• **Travail demandé**:
1. Répondez à ces questions d'après le texte sur les gaz de schistes :
(a) Selon Exxon, quelle part de la demande américaine les gaz de schistes pourraient-ils représenter en 2030 ?
(b) Quelle société détient un permis à Montélimar ?
(c) Quelle longueur peuvent atteindre les forages horizontaux ?
2. D'après le texte sur les gaz de schistes, pourquoi l'exploitation laisse-t-elle un paysage hérissé de puits ? Répondez en une à trois phrases.
3. Résumez le texte sur les gaz de schistes en deux phrases.

• **Texte source**:
::::

Encore embryonnaire, l'exploration de pétrole et de gaz de schistes en France vient de subir un important revers. Dans un contexte de fronde croissante contre ce type d'exploitation, la ministre de l'Écologie Nathalie Kosciusko-Morizet s'est en effet dit prête à mettre en oeuvre tous les "moyens légaux" pour qu'aucun forage ne débute avant qu'une mission interministérielle n'en évalue les enjeux environnementaux.

Inspirées par l'exemple américain, où les gaz de schistes pourraient représenter jusqu'à la moitié de la demande en 2030, selon Exxon, de nombreuses sociétés, souvent petites, ont demandé depuis quelques années en France de plus en plus de permis d'exploration pour y tester les technologies américaines. La française Toreador et son partenaire américain Hess, les plus avancés dans leurs projets, avaient obtenu l'autorisation de commencer leur exploration en forant le Bassin parisien au premier trimestre pour chercher du pétrole de schistes. Les autres sociétés détentrices de permis, comme Total à Montélimar, n'ont pour leur part pas encore demandé ou obtenu leurs autorisations de travaux.

Acceptable ou non ?

Mais les techniques de fracturation hydraulique, popularisées par la publicité négative qui leur a été donnée par le film américain "Gasland", nominé aux oscars, font peur. Présents de manière diffuse dans les roches peu perméables, gaz et pétrole de schistes sont en effet produits par injection à très haute pression d'eau, de sable et de produits chimiques le long de forages horizontaux qui peuvent mesurer deux ou trois kilomètres. L'opération, si elle est fructueuse, est répétée à quelques centaines de mètres, laissant un paysage hérissé de puits.

::::

• **Extraits de données**:
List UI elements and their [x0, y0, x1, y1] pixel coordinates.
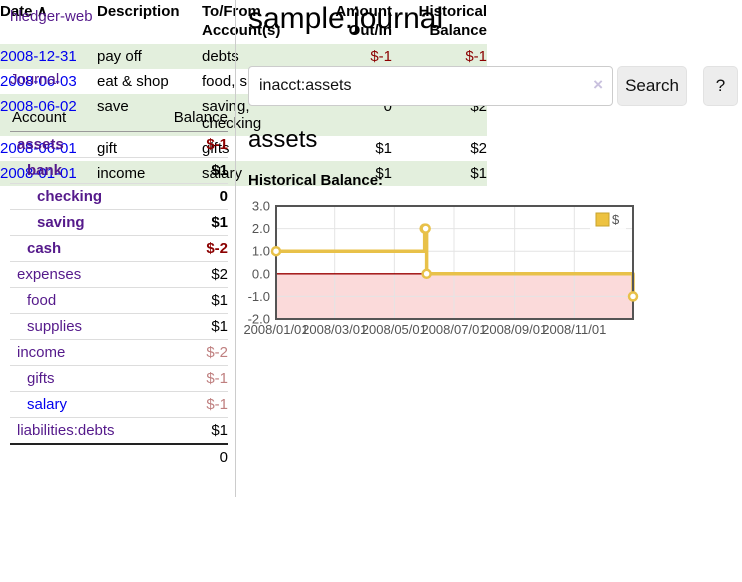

::::

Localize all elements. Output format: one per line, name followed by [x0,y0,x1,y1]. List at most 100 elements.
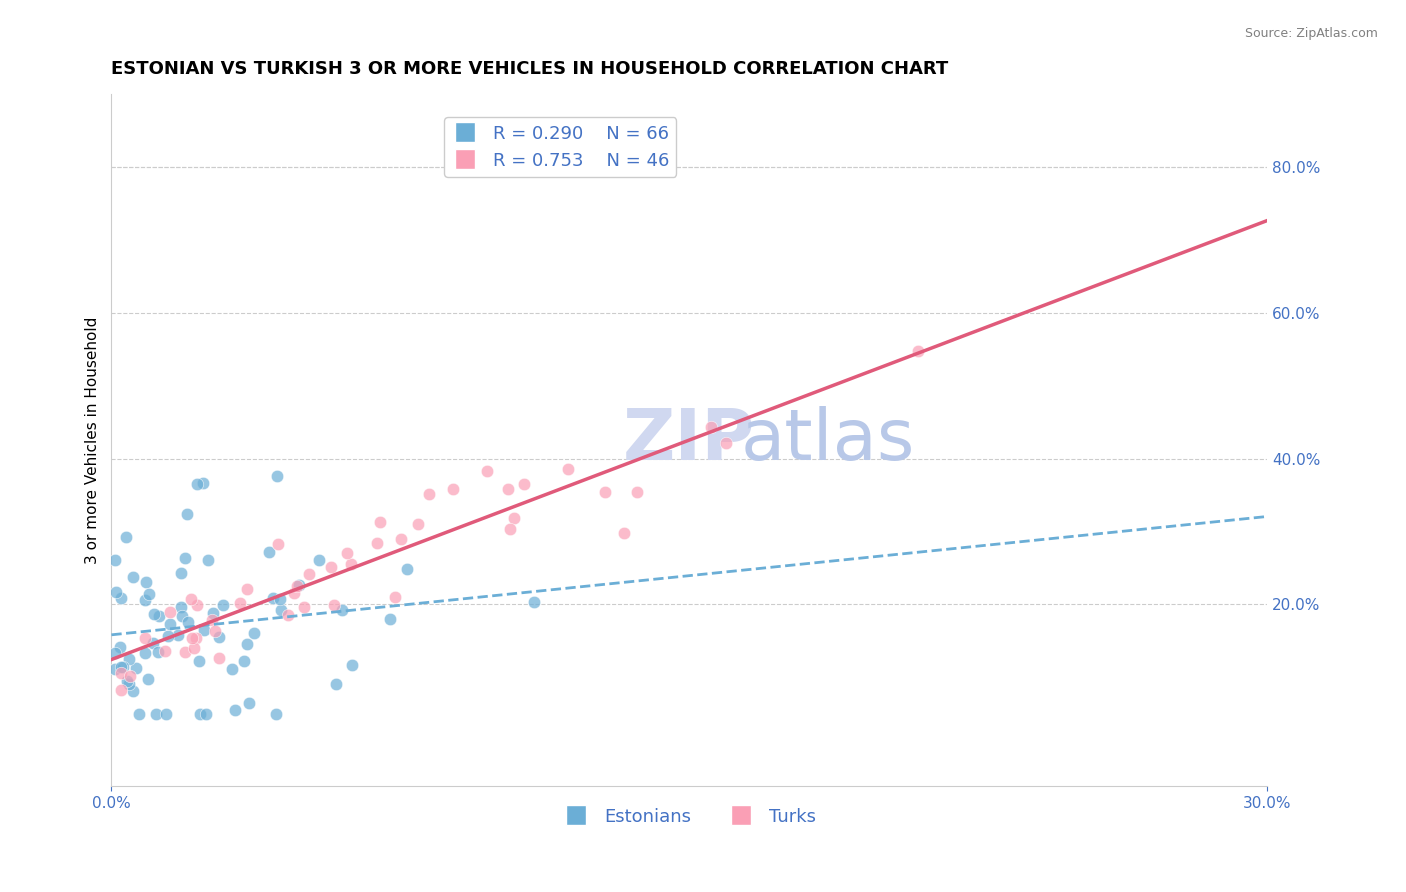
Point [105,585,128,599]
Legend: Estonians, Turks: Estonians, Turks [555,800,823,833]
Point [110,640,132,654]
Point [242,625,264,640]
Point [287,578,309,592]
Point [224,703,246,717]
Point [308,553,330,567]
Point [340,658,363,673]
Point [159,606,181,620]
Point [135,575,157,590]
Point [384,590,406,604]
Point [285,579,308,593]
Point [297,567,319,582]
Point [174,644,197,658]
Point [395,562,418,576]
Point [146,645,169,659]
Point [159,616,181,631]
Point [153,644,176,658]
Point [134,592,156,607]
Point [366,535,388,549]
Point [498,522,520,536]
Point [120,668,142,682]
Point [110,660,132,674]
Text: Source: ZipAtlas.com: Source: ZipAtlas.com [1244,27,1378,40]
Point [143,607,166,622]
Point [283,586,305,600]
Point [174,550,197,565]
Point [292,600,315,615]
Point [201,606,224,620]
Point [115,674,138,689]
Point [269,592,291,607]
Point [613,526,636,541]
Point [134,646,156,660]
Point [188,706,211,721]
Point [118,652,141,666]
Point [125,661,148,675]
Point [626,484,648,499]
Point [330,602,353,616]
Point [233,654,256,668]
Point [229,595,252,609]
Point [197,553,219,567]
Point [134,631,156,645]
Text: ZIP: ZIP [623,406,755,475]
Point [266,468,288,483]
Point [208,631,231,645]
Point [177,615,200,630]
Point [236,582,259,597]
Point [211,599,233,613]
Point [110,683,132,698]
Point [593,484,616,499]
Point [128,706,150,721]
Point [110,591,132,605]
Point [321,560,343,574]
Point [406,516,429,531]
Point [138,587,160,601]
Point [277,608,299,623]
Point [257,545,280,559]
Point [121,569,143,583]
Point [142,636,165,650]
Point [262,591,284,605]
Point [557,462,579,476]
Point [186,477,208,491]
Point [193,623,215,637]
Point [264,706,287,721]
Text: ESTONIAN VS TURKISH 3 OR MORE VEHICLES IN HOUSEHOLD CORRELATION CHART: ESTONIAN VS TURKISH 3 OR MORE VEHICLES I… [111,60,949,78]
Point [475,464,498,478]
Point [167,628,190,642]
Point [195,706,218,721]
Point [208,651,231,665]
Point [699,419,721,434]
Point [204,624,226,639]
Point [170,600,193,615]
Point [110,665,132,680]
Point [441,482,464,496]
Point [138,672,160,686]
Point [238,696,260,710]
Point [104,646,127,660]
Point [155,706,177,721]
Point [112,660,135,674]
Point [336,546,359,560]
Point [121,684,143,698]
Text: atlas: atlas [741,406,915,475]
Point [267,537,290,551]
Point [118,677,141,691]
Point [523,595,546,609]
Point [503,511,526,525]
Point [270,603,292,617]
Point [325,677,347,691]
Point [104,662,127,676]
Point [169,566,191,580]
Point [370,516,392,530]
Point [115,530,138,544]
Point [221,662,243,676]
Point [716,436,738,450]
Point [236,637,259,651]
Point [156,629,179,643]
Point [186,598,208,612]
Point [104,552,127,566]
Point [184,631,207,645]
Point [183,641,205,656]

::::

• **Corrigé**:
1.
(a) Jusqu'à la moitié de la demande.
(b) Total.
(c) Deux ou trois kilomètres.

2. Quand l'opération d'injection à très haute pression est fructueuse, on la répète à quelques centaines de mètres. Les forages se multiplient donc sur le terrain.

3. Inspirées par l'exemple américain, de nombreuses sociétés ont demandé des permis d'exploration de gaz et de pétrole de schistes en France, mais la ministre de l'Écologie veut empêcher tout forage avant qu'une mission interministérielle n'en évalue les enjeux environnementaux. La fracturation hydraulique, qui consiste à injecter à très haute pression de l'eau, du sable et des produits chimiques le long de forages horizontaux, fait peur.